Raw data.
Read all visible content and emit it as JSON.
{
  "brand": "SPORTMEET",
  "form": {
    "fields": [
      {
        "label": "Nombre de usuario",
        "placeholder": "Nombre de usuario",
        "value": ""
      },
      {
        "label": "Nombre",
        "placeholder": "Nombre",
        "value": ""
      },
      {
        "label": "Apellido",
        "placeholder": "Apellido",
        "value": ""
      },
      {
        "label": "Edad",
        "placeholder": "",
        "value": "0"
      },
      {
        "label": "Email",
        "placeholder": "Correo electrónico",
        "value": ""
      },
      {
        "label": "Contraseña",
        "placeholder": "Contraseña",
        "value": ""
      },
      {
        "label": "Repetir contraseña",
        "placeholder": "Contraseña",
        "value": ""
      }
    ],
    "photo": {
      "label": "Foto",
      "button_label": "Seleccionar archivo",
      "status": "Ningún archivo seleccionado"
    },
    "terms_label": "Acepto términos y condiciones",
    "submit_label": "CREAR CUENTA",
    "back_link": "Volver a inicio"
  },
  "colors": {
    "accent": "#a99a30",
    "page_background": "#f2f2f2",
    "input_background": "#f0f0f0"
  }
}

Problem to solve.
Select and copy every line of the material that holds the string "archivo".

Correct result.
      "button_label": "Seleccionar archivo",
      "status": "Ningún archivo seleccionado"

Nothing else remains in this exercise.